* Goal
Leave out the pictures and copy each record below exactly.

* Given information
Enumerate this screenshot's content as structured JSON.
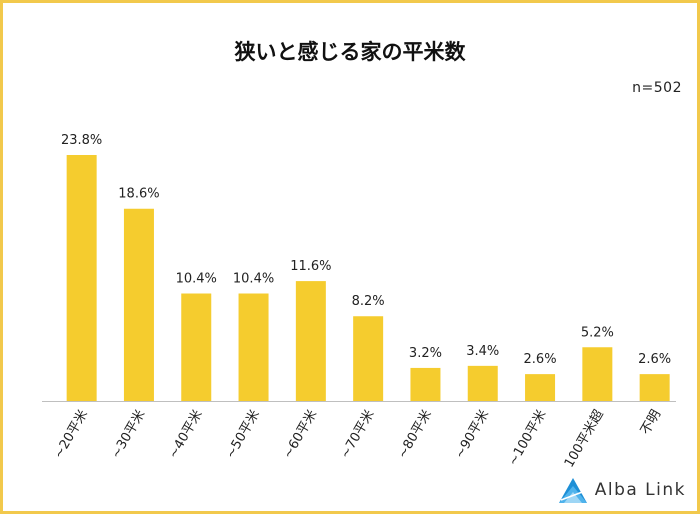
{
  "chart_data": {
    "type": "bar",
    "title": "狭いと感じる家の平米数",
    "sample_size": "n=502",
    "categories": [
      "~20平米",
      "~30平米",
      "~40平米",
      "~50平米",
      "~60平米",
      "~70平米",
      "~80平米",
      "~90平米",
      "~100平米",
      "100平米超",
      "不明"
    ],
    "values": [
      23.8,
      18.6,
      10.4,
      10.4,
      11.6,
      8.2,
      3.2,
      3.4,
      2.6,
      5.2,
      2.6
    ],
    "value_labels": [
      "23.8%",
      "18.6%",
      "10.4%",
      "10.4%",
      "11.6%",
      "8.2%",
      "3.2%",
      "3.4%",
      "2.6%",
      "5.2%",
      "2.6%"
    ],
    "unit": "%",
    "ylim": [
      0,
      25
    ],
    "xlabel": "",
    "ylabel": "",
    "bar_color": "#f5cc2e",
    "grid": false
  },
  "brand": {
    "name": "Alba Link",
    "accent_color": "#1d8fd6"
  },
  "frame_color": "#f2c94c"
}
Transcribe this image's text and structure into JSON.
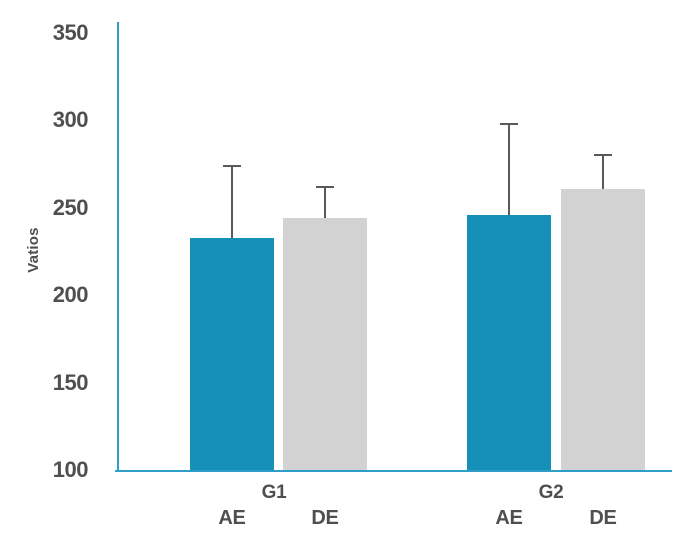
{
  "chart_data": {
    "type": "bar",
    "title": "",
    "xlabel": "",
    "ylabel": "Vatios",
    "ylim": [
      100,
      350
    ],
    "yticks": [
      350,
      300,
      250,
      200,
      150,
      100
    ],
    "grid": false,
    "legend_position": "none",
    "categories": [
      "G1",
      "G2"
    ],
    "series": [
      {
        "name": "AE",
        "color": "#1790b9",
        "values": [
          233,
          246
        ],
        "errors_upper": [
          41,
          52
        ]
      },
      {
        "name": "DE",
        "color": "#d2d2d2",
        "values": [
          244,
          261
        ],
        "errors_upper": [
          18,
          19
        ]
      }
    ],
    "colors": {
      "axis": "#2e9ec6",
      "error_bar": "#58595b",
      "text": "#4f4f4f",
      "background": "#ffffff"
    }
  }
}
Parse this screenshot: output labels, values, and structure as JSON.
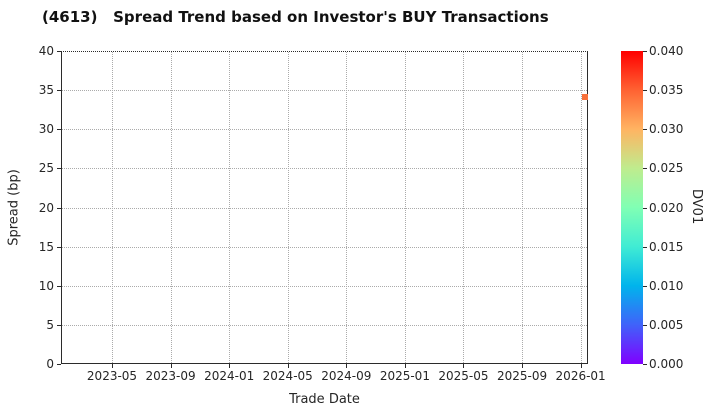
{
  "title": "(4613)   Spread Trend based on Investor's BUY Transactions",
  "chart_data": {
    "type": "scatter",
    "title": "(4613)   Spread Trend based on Investor's BUY Transactions",
    "xlabel": "Trade Date",
    "ylabel": "Spread (bp)",
    "x_tick_labels": [
      "2023-05",
      "2023-09",
      "2024-01",
      "2024-05",
      "2024-09",
      "2025-01",
      "2025-05",
      "2025-09",
      "2026-01"
    ],
    "y_ticks": [
      0,
      5,
      10,
      15,
      20,
      25,
      30,
      35,
      40
    ],
    "ylim": [
      0,
      40
    ],
    "grid": true,
    "legend": "none",
    "points": [
      {
        "trade_date": "2026-01",
        "spread_bp": 34.1,
        "dv01": 0.034,
        "color": "#f8703a",
        "x_frac": 0.994
      }
    ],
    "colorbar": {
      "label": "DV01",
      "tick_labels": [
        "0.000",
        "0.005",
        "0.010",
        "0.015",
        "0.020",
        "0.025",
        "0.030",
        "0.035",
        "0.040"
      ],
      "range": [
        0.0,
        0.04
      ],
      "colormap": "rainbow",
      "gradient_stops": [
        "#8000ff",
        "#4062fa",
        "#00b4ec",
        "#40ecd4",
        "#80ffb4",
        "#bfec8e",
        "#ffb462",
        "#ff6232",
        "#ff0000"
      ]
    }
  },
  "colors": {
    "marker": "#f8703a",
    "grid": "#ababab",
    "text": "#262626"
  }
}
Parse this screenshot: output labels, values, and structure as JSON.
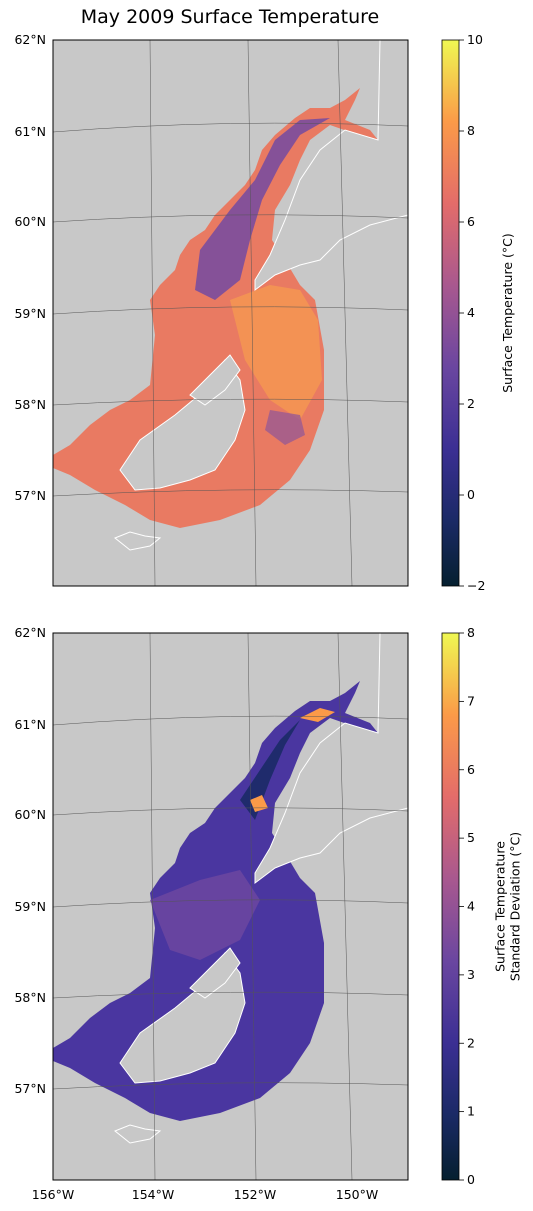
{
  "title": "May 2009 Surface Temperature",
  "colors": {
    "land": "#c8c8c8",
    "frame": "#000000",
    "grid": "#555555"
  },
  "maps": [
    {
      "name": "temperature",
      "lat_labels": [
        "62°N",
        "61°N",
        "60°N",
        "59°N",
        "58°N",
        "57°N"
      ],
      "lon_labels": [],
      "colorbar": {
        "label_lines": [
          "Surface Temperature (°C)"
        ],
        "min": -2,
        "max": 10,
        "ticks": [
          "10",
          "8",
          "6",
          "4",
          "2",
          "0",
          "−2"
        ],
        "tick_values": [
          10,
          8,
          6,
          4,
          2,
          0,
          -2
        ]
      }
    },
    {
      "name": "stddev",
      "lat_labels": [
        "62°N",
        "61°N",
        "60°N",
        "59°N",
        "58°N",
        "57°N"
      ],
      "lon_labels": [
        "156°W",
        "154°W",
        "152°W",
        "150°W"
      ],
      "colorbar": {
        "label_lines": [
          "Surface Temperature",
          "Standard Deviation (°C)"
        ],
        "min": 0,
        "max": 8,
        "ticks": [
          "8",
          "7",
          "6",
          "5",
          "4",
          "3",
          "2",
          "1",
          "0"
        ],
        "tick_values": [
          8,
          7,
          6,
          5,
          4,
          3,
          2,
          1,
          0
        ]
      }
    }
  ]
}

* Task solution
Enumerate this screenshot's content as structured JSON.
{
  "chart_data": {
    "type": "bar",
    "title": "狭いと感じる家の平米数",
    "sample_size": "n=502",
    "categories": [
      "~20平米",
      "~30平米",
      "~40平米",
      "~50平米",
      "~60平米",
      "~70平米",
      "~80平米",
      "~90平米",
      "~100平米",
      "100平米超",
      "不明"
    ],
    "values": [
      23.8,
      18.6,
      10.4,
      10.4,
      11.6,
      8.2,
      3.2,
      3.4,
      2.6,
      5.2,
      2.6
    ],
    "value_labels": [
      "23.8%",
      "18.6%",
      "10.4%",
      "10.4%",
      "11.6%",
      "8.2%",
      "3.2%",
      "3.4%",
      "2.6%",
      "5.2%",
      "2.6%"
    ],
    "unit": "%",
    "ylim": [
      0,
      25
    ],
    "xlabel": "",
    "ylabel": "",
    "bar_color": "#f5cc2e",
    "grid": false
  },
  "brand": {
    "name": "Alba Link",
    "accent_color": "#1d8fd6"
  },
  "frame_color": "#f2c94c"
}
Transcribe this image's text and structure into JSON.
{
  "chart_data": {
    "type": "bar",
    "title": "",
    "xlabel": "",
    "ylabel": "Vatios",
    "ylim": [
      100,
      350
    ],
    "yticks": [
      350,
      300,
      250,
      200,
      150,
      100
    ],
    "grid": false,
    "legend_position": "none",
    "categories": [
      "G1",
      "G2"
    ],
    "series": [
      {
        "name": "AE",
        "color": "#1790b9",
        "values": [
          233,
          246
        ],
        "errors_upper": [
          41,
          52
        ]
      },
      {
        "name": "DE",
        "color": "#d2d2d2",
        "values": [
          244,
          261
        ],
        "errors_upper": [
          18,
          19
        ]
      }
    ],
    "colors": {
      "axis": "#2e9ec6",
      "error_bar": "#58595b",
      "text": "#4f4f4f",
      "background": "#ffffff"
    }
  }
}
Parse this screenshot: output labels, values, and structure as JSON.
{
  "title": "(4613)   Spread Trend based on Investor's BUY Transactions",
  "chart_data": {
    "type": "scatter",
    "title": "(4613)   Spread Trend based on Investor's BUY Transactions",
    "xlabel": "Trade Date",
    "ylabel": "Spread (bp)",
    "x_tick_labels": [
      "2023-05",
      "2023-09",
      "2024-01",
      "2024-05",
      "2024-09",
      "2025-01",
      "2025-05",
      "2025-09",
      "2026-01"
    ],
    "y_ticks": [
      0,
      5,
      10,
      15,
      20,
      25,
      30,
      35,
      40
    ],
    "ylim": [
      0,
      40
    ],
    "grid": true,
    "legend": "none",
    "points": [
      {
        "trade_date": "2026-01",
        "spread_bp": 34.1,
        "dv01": 0.034,
        "color": "#f8703a",
        "x_frac": 0.994
      }
    ],
    "colorbar": {
      "label": "DV01",
      "tick_labels": [
        "0.000",
        "0.005",
        "0.010",
        "0.015",
        "0.020",
        "0.025",
        "0.030",
        "0.035",
        "0.040"
      ],
      "range": [
        0.0,
        0.04
      ],
      "colormap": "rainbow",
      "gradient_stops": [
        "#8000ff",
        "#4062fa",
        "#00b4ec",
        "#40ecd4",
        "#80ffb4",
        "#bfec8e",
        "#ffb462",
        "#ff6232",
        "#ff0000"
      ]
    }
  },
  "colors": {
    "marker": "#f8703a",
    "grid": "#ababab",
    "text": "#262626"
  }
}
Parse this screenshot: output labels, values, and structure as JSON.
{
  "title": "May 2009 Surface Temperature",
  "colors": {
    "land": "#c8c8c8",
    "frame": "#000000",
    "grid": "#555555"
  },
  "maps": [
    {
      "name": "temperature",
      "lat_labels": [
        "62°N",
        "61°N",
        "60°N",
        "59°N",
        "58°N",
        "57°N"
      ],
      "lon_labels": [],
      "colorbar": {
        "label_lines": [
          "Surface Temperature (°C)"
        ],
        "min": -2,
        "max": 10,
        "ticks": [
          "10",
          "8",
          "6",
          "4",
          "2",
          "0",
          "−2"
        ],
        "tick_values": [
          10,
          8,
          6,
          4,
          2,
          0,
          -2
        ]
      }
    },
    {
      "name": "stddev",
      "lat_labels": [
        "62°N",
        "61°N",
        "60°N",
        "59°N",
        "58°N",
        "57°N"
      ],
      "lon_labels": [
        "156°W",
        "154°W",
        "152°W",
        "150°W"
      ],
      "colorbar": {
        "label_lines": [
          "Surface Temperature",
          "Standard Deviation (°C)"
        ],
        "min": 0,
        "max": 8,
        "ticks": [
          "8",
          "7",
          "6",
          "5",
          "4",
          "3",
          "2",
          "1",
          "0"
        ],
        "tick_values": [
          8,
          7,
          6,
          5,
          4,
          3,
          2,
          1,
          0
        ]
      }
    }
  ]
}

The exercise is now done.